*DIRECTIONS*: Pictures do not belong in the copy; quote every entry below exactly.

*MATERIAL PROVIDED*:
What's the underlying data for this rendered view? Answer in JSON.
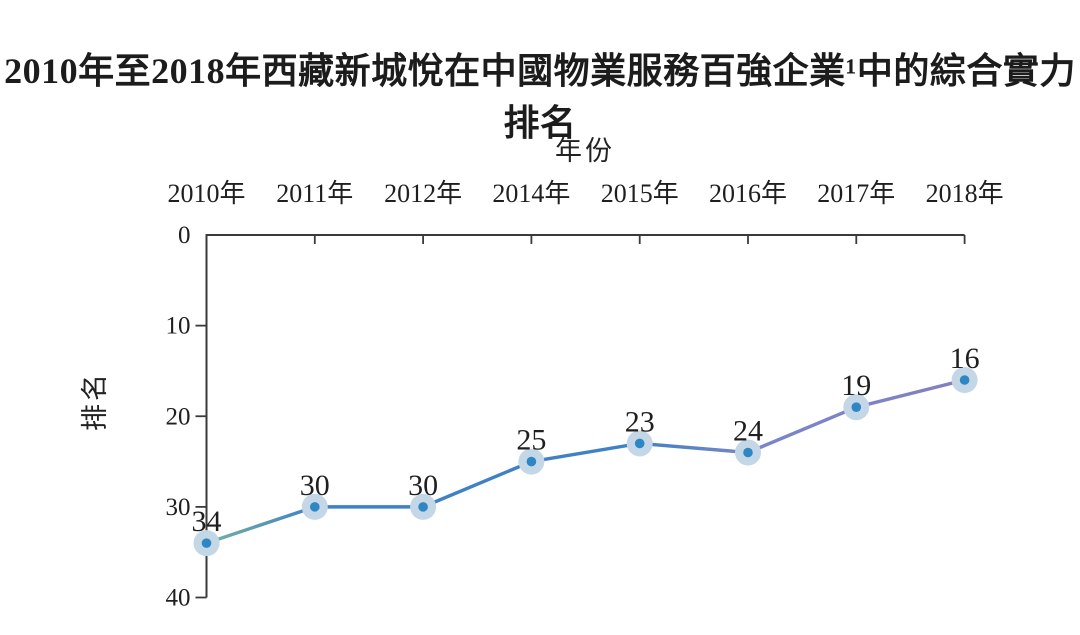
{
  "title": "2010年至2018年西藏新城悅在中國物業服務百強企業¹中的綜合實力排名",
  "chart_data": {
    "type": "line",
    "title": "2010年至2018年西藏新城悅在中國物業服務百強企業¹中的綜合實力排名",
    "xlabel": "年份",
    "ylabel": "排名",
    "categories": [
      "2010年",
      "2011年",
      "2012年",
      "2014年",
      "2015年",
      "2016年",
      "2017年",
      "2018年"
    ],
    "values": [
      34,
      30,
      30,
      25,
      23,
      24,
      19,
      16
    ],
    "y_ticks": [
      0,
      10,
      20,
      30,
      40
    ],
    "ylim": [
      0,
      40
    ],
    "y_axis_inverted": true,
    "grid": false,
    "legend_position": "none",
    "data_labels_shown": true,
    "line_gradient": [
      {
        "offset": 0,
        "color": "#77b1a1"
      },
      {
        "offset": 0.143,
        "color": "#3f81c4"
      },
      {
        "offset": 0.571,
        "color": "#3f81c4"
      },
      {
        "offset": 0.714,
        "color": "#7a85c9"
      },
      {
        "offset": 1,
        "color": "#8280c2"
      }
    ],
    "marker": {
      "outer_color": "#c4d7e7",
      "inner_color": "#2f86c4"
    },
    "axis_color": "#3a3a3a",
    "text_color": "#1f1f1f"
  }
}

*RESULT BELOW*:
What's the underlying data for this rendered view? Answer in JSON.
{
  "title": "2010年至2018年西藏新城悅在中國物業服務百強企業¹中的綜合實力排名",
  "chart_data": {
    "type": "line",
    "title": "2010年至2018年西藏新城悅在中國物業服務百強企業¹中的綜合實力排名",
    "xlabel": "年份",
    "ylabel": "排名",
    "categories": [
      "2010年",
      "2011年",
      "2012年",
      "2014年",
      "2015年",
      "2016年",
      "2017年",
      "2018年"
    ],
    "values": [
      34,
      30,
      30,
      25,
      23,
      24,
      19,
      16
    ],
    "y_ticks": [
      0,
      10,
      20,
      30,
      40
    ],
    "ylim": [
      0,
      40
    ],
    "y_axis_inverted": true,
    "grid": false,
    "legend_position": "none",
    "data_labels_shown": true,
    "line_gradient": [
      {
        "offset": 0,
        "color": "#77b1a1"
      },
      {
        "offset": 0.143,
        "color": "#3f81c4"
      },
      {
        "offset": 0.571,
        "color": "#3f81c4"
      },
      {
        "offset": 0.714,
        "color": "#7a85c9"
      },
      {
        "offset": 1,
        "color": "#8280c2"
      }
    ],
    "marker": {
      "outer_color": "#c4d7e7",
      "inner_color": "#2f86c4"
    },
    "axis_color": "#3a3a3a",
    "text_color": "#1f1f1f"
  }
}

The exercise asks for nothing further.